▶ Set problem:
Transcribe the records below exactly, leaving out any pictures.

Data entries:
────────────────
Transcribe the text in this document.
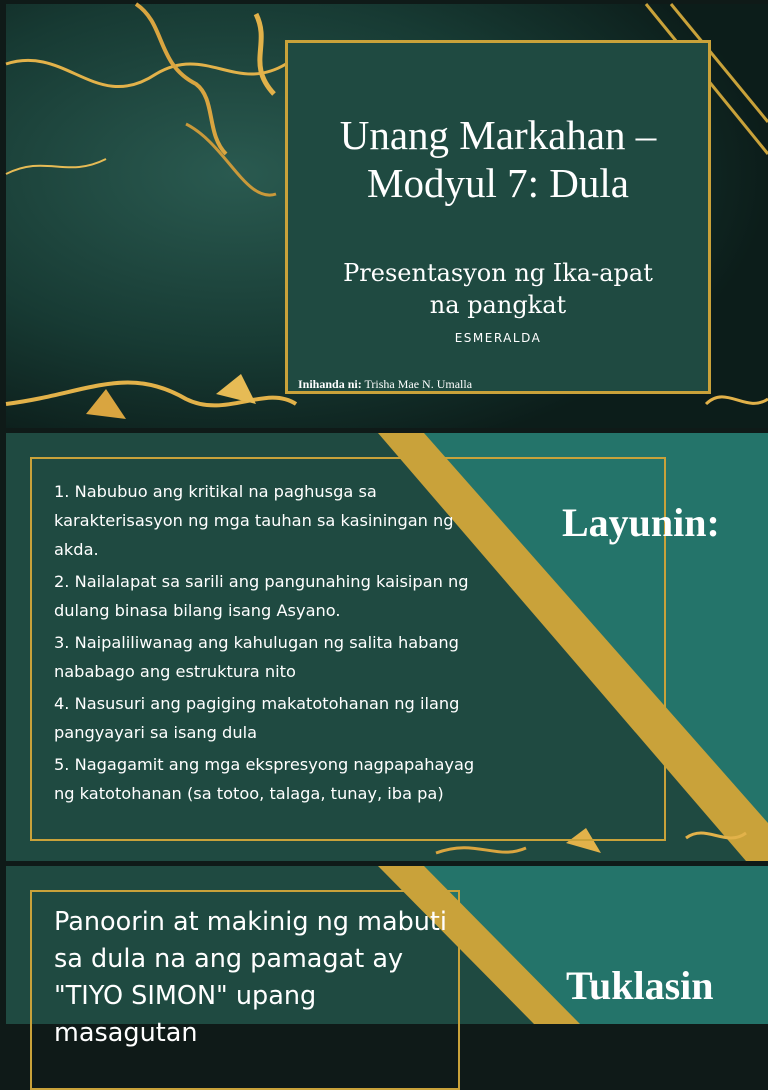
Unang Markahan –
Modyul 7: Dula
Presentasyon ng Ika-apat
na pangkat
ESMERALDA
Inihanda ni: Trisha Mae N. Umalla
1. Nabubuo ang kritikal na paghusga sa karakterisasyon ng mga tauhan sa kasiningan ng akda.
2. Nailalapat sa sarili ang pangunahing kaisipan ng dulang binasa bilang isang Asyano.
3. Naipaliliwanag ang kahulugan ng salita habang nababago ang estruktura nito
4. Nasusuri ang pagiging makatotohanan ng ilang pangyayari sa isang dula
5. Nagagamit ang mga ekspresyong nagpapahayag ng katotohanan (sa totoo, talaga, tunay, iba pa)
Layunin:
Panoorin at makinig ng mabuti sa dula na ang pamagat ay "TIYO SIMON" upang masagutan
Tuklasin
────────────────
▶ The response:
Transcribe the text in this document.
Unang Markahan –
Modyul 7: Dula
Presentasyon ng Ika-apat
na pangkat
ESMERALDA
Inihanda ni: Trisha Mae N. Umalla
1. Nabubuo ang kritikal na paghusga sa karakterisasyon ng mga tauhan sa kasiningan ng akda.
2. Nailalapat sa sarili ang pangunahing kaisipan ng dulang binasa bilang isang Asyano.
3. Naipaliliwanag ang kahulugan ng salita habang nababago ang estruktura nito
4. Nasusuri ang pagiging makatotohanan ng ilang pangyayari sa isang dula
5. Nagagamit ang mga ekspresyong nagpapahayag ng katotohanan (sa totoo, talaga, tunay, iba pa)
Layunin:
Panoorin at makinig ng mabuti sa dula na ang pamagat ay "TIYO SIMON" upang masagutan
Tuklasin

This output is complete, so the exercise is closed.